◆ Goal: Of all the lines here, how many include the string "Green"? Answer with the number only.

◆ Supplied records:

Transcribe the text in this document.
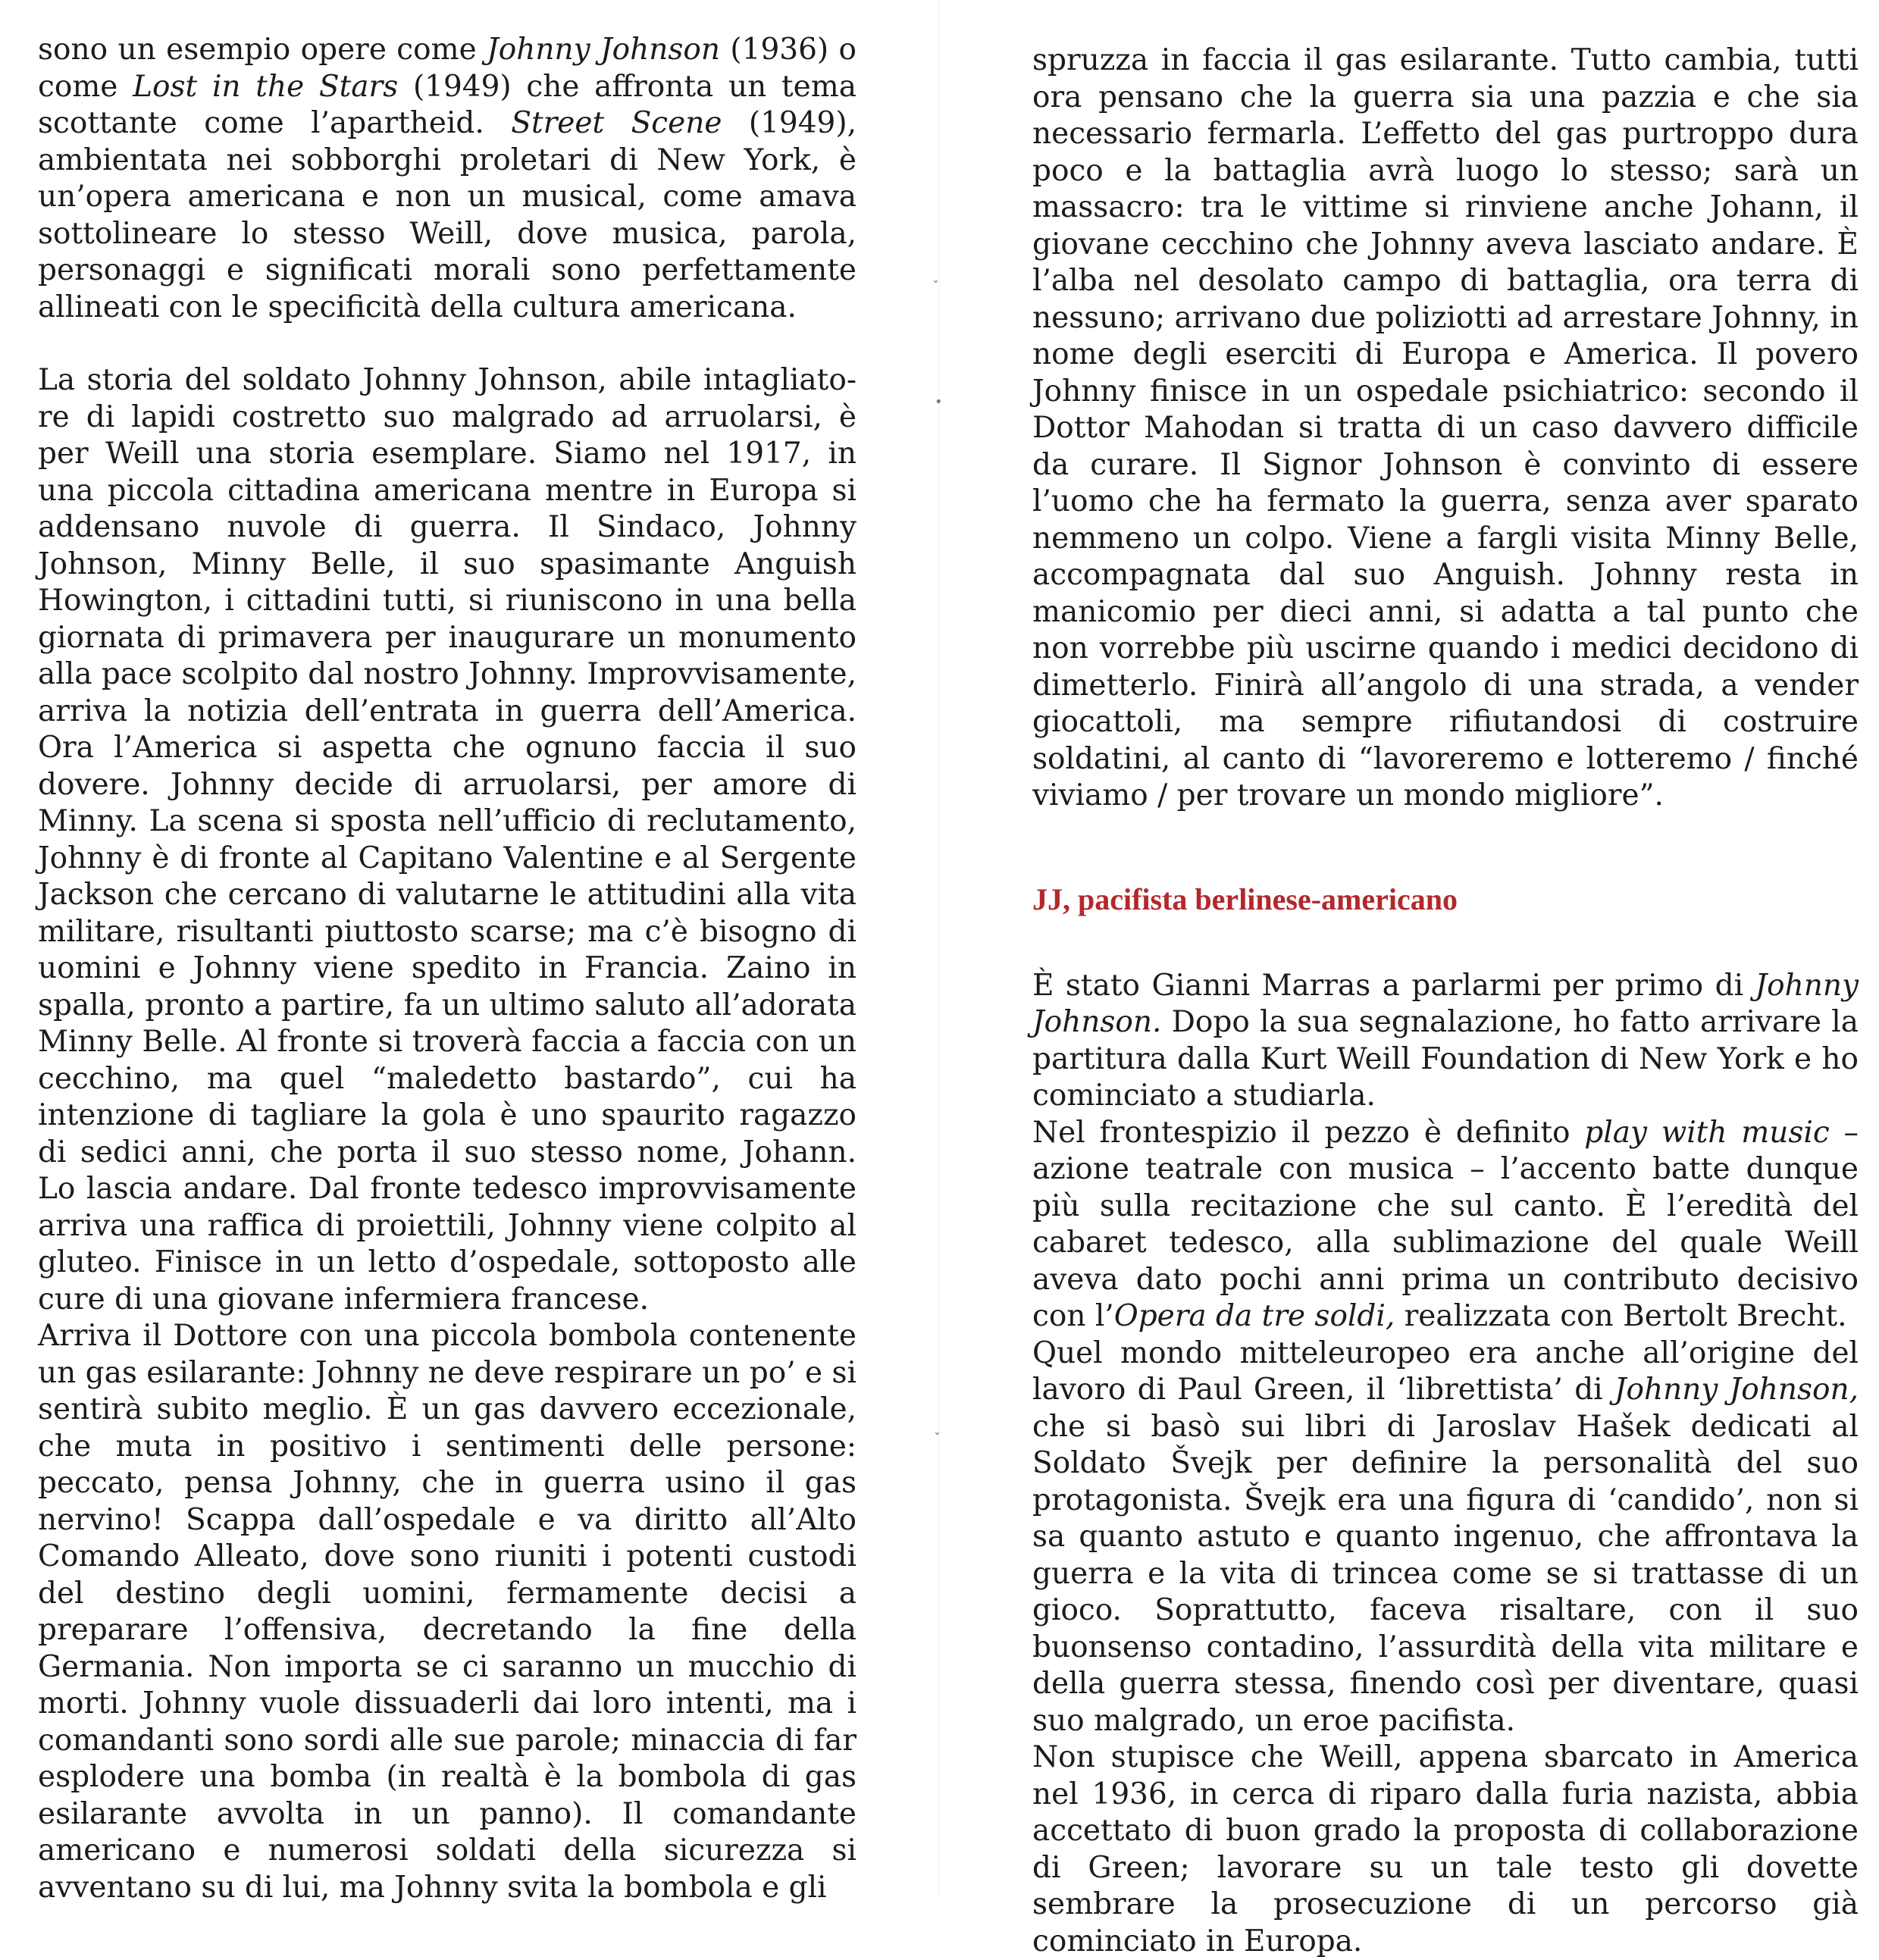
ˇ
•
ˇ

sono un esempio opere come Johnny Johnson (1936) o come Lost in the Stars (1949) che affronta un tema scottante come l’apartheid. Street Scene (1949), ambientata nei sobborghi proletari di New York, è un’opera americana e non un musical, come amava sottolineare lo stesso Weill, dove musica, parola, personaggi e significati morali sono perfettamente allineati con le specificità della cultura americana.

La storia del soldato Johnny Johnson, abile intagliatore di lapidi costretto suo malgrado ad arruolarsi, è per Weill una storia esemplare. Siamo nel 1917, in una piccola cittadina americana mentre in Europa si addensano nuvole di guerra. Il Sindaco, Johnny Johnson, Minny Belle, il suo spasimante Anguish Howington, i cittadini tutti, si riuniscono in una bella giornata di primavera per inaugurare un monumento alla pace scolpito dal nostro Johnny. Improvvisamente, arriva la notizia dell’entrata in guerra dell’America. Ora l’America si aspetta che ognuno faccia il suo dovere. Johnny decide di arruolarsi, per amore di Minny. La scena si sposta nell’ufficio di reclutamento, Johnny è di fronte al Capitano Valentine e al Sergente Jackson che cercano di valutarne le attitudini alla vita militare, risultanti piuttosto scarse; ma c’è bisogno di uomini e Johnny viene spedito in Francia. Zaino in spalla, pronto a partire, fa un ultimo saluto all’adorata Minny Belle. Al fronte si troverà faccia a faccia con un cecchino, ma quel “maledetto bastardo”, cui ha intenzione di tagliare la gola è uno spaurito ragazzo di sedici anni, che porta il suo stesso nome, Johann. Lo lascia andare. Dal fronte tedesco improvvisamente arriva una raffica di proiettili, Johnny viene colpito al gluteo. Finisce in un letto d’ospedale, sottoposto alle cure di una giovane infermiera francese.

Arriva il Dottore con una piccola bombola contenente un gas esilarante: Johnny ne deve respirare un po’ e si sentirà subito meglio. È un gas davvero eccezionale, che muta in positivo i sentimenti delle persone: peccato, pensa Johnny, che in guerra usino il gas nervino! Scappa dall’ospedale e va diritto all’Alto Comando Alleato, dove sono riuniti i potenti custodi del destino degli uomini, fermamente decisi a preparare l’offensiva, decretando la fine della Germania. Non importa se ci saranno un mucchio di morti. Johnny vuole dissuaderli dai loro intenti, ma i comandanti sono sordi alle sue parole; minaccia di far esplodere una bomba (in realtà è la bombola di gas esilarante avvolta in un panno). Il comandante americano e numerosi soldati della sicurezza si avventano su di lui, ma Johnny svita la bombola e gli

spruzza in faccia il gas esilarante. Tutto cambia, tutti ora pensano che la guerra sia una pazzia e che sia necessario fermarla. L’effetto del gas purtroppo dura poco e la battaglia avrà luogo lo stesso; sarà un massacro: tra le vittime si rinviene anche Johann, il giovane cecchino che Johnny aveva lasciato andare. È l’alba nel desolato campo di battaglia, ora terra di nessuno; arrivano due poliziotti ad arrestare Johnny, in nome degli eserciti di Europa e America. Il povero Johnny finisce in un ospedale psichiatrico: secondo il Dottor Mahodan si tratta di un caso davvero difficile da curare. Il Signor Johnson è convinto di essere l’uomo che ha fermato la guerra, senza aver sparato nemmeno un colpo. Viene a fargli visita Minny Belle, accompagnata dal suo Anguish. Johnny resta in manicomio per dieci anni, si adatta a tal punto che non vorrebbe più uscirne quando i medici decidono di dimetterlo. Finirà all’angolo di una strada, a vender giocattoli, ma sempre rifiutandosi di costruire soldatini, al canto di “lavoreremo e lotteremo / finché viviamo / per trovare un mondo migliore”.

JJ, pacifista berlinese-americano

È stato Gianni Marras a parlarmi per primo di Johnny Johnson. Dopo la sua segnalazione, ho fatto arrivare la partitura dalla Kurt Weill Foundation di New York e ho cominciato a studiarla.

Nel frontespizio il pezzo è definito play with music – azione teatrale con musica – l’accento batte dunque più sulla recitazione che sul canto. È l’eredità del cabaret tedesco, alla sublimazione del quale Weill aveva dato pochi anni prima un contributo decisivo con l’Opera da tre soldi, realizzata con Bertolt Brecht.

Quel mondo mitteleuropeo era anche all’origine del lavoro di Paul Green, il ‘librettista’ di Johnny Johnson, che si basò sui libri di Jaroslav Hašek dedicati al Soldato Švejk per definire la personalità del suo protagonista. Švejk era una figura di ‘candido’, non si sa quanto astuto e quanto ingenuo, che affrontava la guerra e la vita di trincea come se si trattasse di un gioco. Soprattutto, faceva risaltare, con il suo buonsenso contadino, l’assurdità della vita militare e della guerra stessa, finendo così per diventare, quasi suo malgrado, un eroe pacifista.

Non stupisce che Weill, appena sbarcato in America nel 1936, in cerca di riparo dalla furia nazista, abbia accettato di buon grado la proposta di collaborazione di Green; lavorare su un tale testo gli dovette sembrare la prosecuzione di un percorso già cominciato in Europa.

◆ The completed task: 2